━━ Provided records ━━

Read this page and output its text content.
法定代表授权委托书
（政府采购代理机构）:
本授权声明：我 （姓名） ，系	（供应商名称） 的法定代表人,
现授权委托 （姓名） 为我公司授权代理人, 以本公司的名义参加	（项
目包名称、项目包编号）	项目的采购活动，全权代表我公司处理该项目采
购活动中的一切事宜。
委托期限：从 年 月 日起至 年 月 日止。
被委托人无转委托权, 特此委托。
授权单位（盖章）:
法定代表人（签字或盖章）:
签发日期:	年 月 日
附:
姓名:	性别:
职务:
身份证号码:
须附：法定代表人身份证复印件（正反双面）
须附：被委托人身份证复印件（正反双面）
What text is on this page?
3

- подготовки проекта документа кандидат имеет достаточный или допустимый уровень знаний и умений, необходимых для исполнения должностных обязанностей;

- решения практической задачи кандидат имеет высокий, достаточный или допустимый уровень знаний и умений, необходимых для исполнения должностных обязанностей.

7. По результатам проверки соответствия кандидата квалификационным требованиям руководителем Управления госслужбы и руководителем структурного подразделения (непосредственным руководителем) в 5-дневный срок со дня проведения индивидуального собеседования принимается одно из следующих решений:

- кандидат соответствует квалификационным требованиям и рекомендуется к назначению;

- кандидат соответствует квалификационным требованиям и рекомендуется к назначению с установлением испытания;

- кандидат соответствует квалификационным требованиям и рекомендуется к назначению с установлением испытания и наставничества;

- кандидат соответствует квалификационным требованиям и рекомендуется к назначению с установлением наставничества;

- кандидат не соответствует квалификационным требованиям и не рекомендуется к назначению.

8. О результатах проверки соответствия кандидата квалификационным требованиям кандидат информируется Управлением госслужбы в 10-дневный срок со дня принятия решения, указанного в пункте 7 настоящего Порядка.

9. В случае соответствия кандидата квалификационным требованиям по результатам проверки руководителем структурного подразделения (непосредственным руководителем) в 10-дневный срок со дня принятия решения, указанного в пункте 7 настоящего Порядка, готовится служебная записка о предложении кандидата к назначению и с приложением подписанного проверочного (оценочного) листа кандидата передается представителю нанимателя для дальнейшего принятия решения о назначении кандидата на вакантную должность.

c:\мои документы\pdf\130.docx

━━━

Exercise aim
Quote the data above in full, changing nothing.

Task result
Read this page and output its text content.
法定代表授权委托书
（政府采购代理机构）:
本授权声明：我 （姓名） ，系	（供应商名称） 的法定代表人,
现授权委托 （姓名） 为我公司授权代理人, 以本公司的名义参加	（项
目包名称、项目包编号）	项目的采购活动，全权代表我公司处理该项目采
购活动中的一切事宜。
委托期限：从 年 月 日起至 年 月 日止。
被委托人无转委托权, 特此委托。
授权单位（盖章）:
法定代表人（签字或盖章）:
签发日期:	年 月 日
附:
姓名:	性别:
职务:
身份证号码:
须附：法定代表人身份证复印件（正反双面）
须附：被委托人身份证复印件（正反双面）
What text is on this page?
3

- подготовки проекта документа кандидат имеет достаточный или допустимый уровень знаний и умений, необходимых для исполнения должностных обязанностей;

- решения практической задачи кандидат имеет высокий, достаточный или допустимый уровень знаний и умений, необходимых для исполнения должностных обязанностей.

7. По результатам проверки соответствия кандидата квалификационным требованиям руководителем Управления госслужбы и руководителем структурного подразделения (непосредственным руководителем) в 5-дневный срок со дня проведения индивидуального собеседования принимается одно из следующих решений:

- кандидат соответствует квалификационным требованиям и рекомендуется к назначению;

- кандидат соответствует квалификационным требованиям и рекомендуется к назначению с установлением испытания;

- кандидат соответствует квалификационным требованиям и рекомендуется к назначению с установлением испытания и наставничества;

- кандидат соответствует квалификационным требованиям и рекомендуется к назначению с установлением наставничества;

- кандидат не соответствует квалификационным требованиям и не рекомендуется к назначению.

8. О результатах проверки соответствия кандидата квалификационным требованиям кандидат информируется Управлением госслужбы в 10-дневный срок со дня принятия решения, указанного в пункте 7 настоящего Порядка.

9. В случае соответствия кандидата квалификационным требованиям по результатам проверки руководителем структурного подразделения (непосредственным руководителем) в 10-дневный срок со дня принятия решения, указанного в пункте 7 настоящего Порядка, готовится служебная записка о предложении кандидата к назначению и с приложением подписанного проверочного (оценочного) листа кандидата передается представителю нанимателя для дальнейшего принятия решения о назначении кандидата на вакантную должность.

c:\мои документы\pdf\130.docx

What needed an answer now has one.